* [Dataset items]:
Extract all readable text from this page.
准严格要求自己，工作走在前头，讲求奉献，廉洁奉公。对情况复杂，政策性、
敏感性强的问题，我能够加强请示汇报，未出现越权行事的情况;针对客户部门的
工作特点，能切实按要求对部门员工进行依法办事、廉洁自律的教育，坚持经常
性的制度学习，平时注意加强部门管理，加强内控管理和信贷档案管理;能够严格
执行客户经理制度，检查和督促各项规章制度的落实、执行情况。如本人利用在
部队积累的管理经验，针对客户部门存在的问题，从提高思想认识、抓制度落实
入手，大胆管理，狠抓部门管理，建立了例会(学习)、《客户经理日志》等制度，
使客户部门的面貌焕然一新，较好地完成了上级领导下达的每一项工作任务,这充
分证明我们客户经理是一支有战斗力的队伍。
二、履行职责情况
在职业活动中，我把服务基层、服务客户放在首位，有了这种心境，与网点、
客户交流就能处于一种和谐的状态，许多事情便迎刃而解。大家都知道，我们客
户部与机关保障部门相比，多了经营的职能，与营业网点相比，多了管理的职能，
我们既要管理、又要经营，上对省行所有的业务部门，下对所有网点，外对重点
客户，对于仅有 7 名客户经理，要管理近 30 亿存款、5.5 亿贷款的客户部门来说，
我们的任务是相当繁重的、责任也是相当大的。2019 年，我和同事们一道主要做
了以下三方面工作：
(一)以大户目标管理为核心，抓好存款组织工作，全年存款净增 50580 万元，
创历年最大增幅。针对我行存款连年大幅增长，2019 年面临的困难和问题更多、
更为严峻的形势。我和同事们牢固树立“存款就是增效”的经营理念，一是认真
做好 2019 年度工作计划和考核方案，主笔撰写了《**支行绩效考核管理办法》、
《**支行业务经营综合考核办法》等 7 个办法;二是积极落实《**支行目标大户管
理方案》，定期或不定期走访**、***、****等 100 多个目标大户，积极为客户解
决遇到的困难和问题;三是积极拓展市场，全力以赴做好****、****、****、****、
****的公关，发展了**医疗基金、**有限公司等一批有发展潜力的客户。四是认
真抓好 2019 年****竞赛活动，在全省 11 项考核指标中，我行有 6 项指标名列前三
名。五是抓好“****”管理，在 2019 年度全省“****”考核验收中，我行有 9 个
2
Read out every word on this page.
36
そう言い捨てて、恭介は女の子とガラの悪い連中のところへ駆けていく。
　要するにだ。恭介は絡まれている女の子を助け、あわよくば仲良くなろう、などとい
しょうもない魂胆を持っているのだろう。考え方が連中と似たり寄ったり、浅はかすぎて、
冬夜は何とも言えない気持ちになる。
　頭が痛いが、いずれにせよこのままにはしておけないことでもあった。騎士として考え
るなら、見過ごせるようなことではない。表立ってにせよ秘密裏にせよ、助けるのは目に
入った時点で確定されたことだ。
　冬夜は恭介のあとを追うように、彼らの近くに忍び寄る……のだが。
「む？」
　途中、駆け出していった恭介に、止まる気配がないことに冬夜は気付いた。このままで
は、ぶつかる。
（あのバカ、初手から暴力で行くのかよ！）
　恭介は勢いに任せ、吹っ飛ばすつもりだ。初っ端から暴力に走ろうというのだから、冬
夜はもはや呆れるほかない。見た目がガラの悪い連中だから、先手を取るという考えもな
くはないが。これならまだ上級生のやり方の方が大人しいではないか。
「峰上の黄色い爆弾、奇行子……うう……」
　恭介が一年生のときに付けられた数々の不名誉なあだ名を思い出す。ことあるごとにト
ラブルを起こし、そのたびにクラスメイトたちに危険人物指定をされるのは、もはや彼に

---

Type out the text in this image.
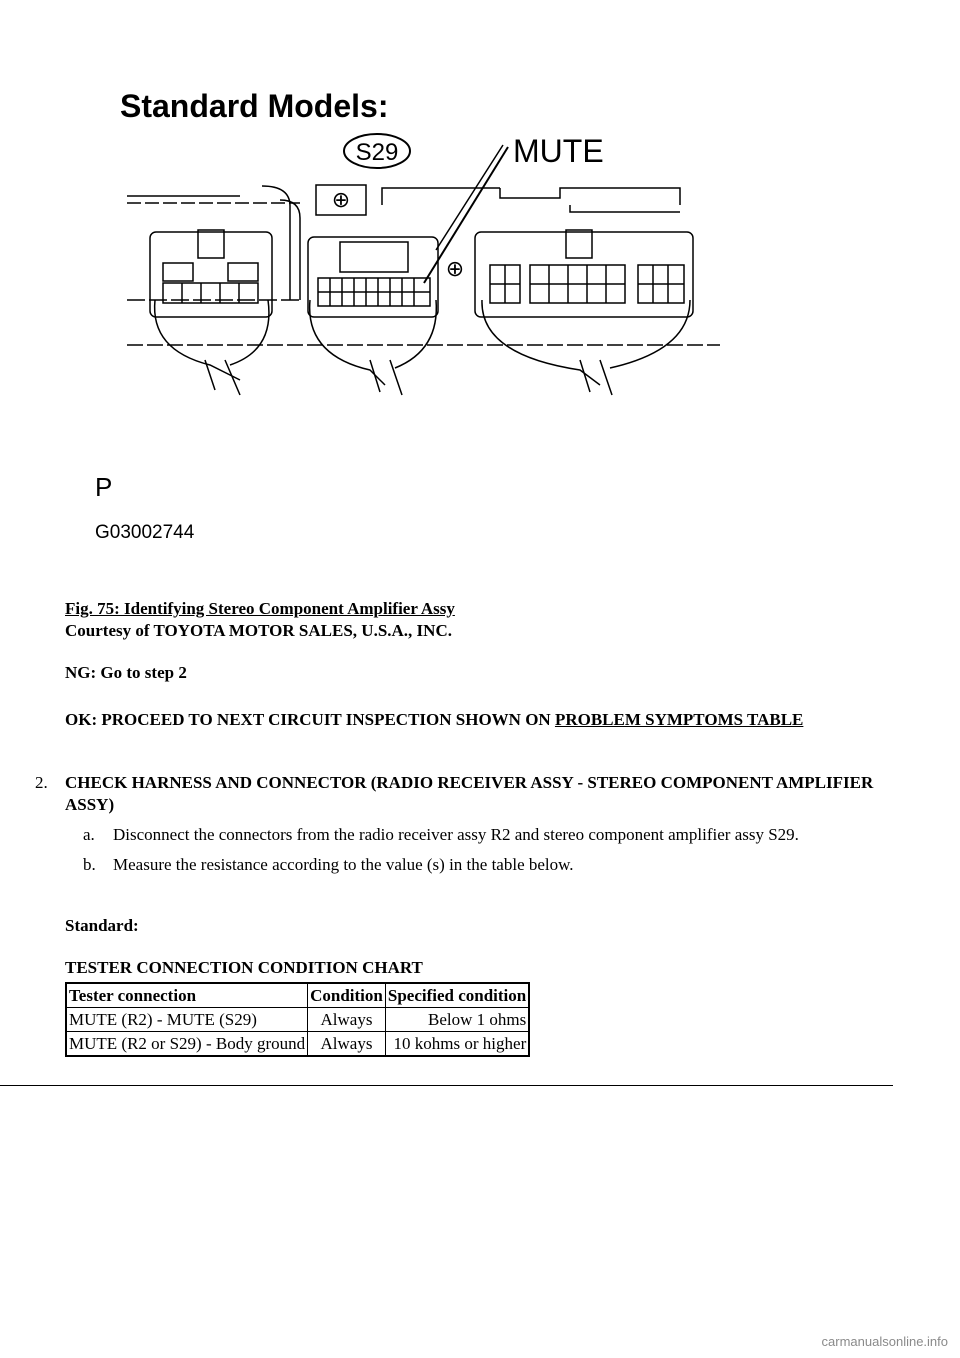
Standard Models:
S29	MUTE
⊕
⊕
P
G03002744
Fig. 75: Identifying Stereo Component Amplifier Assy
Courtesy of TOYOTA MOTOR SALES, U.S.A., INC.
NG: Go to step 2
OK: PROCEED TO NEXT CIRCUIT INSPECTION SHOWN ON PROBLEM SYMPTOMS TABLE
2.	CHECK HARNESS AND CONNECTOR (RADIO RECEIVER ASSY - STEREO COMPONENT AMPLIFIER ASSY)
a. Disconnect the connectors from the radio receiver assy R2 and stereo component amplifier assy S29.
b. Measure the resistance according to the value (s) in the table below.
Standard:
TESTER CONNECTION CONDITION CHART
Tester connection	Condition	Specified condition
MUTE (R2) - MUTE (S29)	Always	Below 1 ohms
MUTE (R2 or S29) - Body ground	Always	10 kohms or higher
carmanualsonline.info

* [Problem statement]: Give only the number of lines in the data that hold the string "page".

* [Response]: 2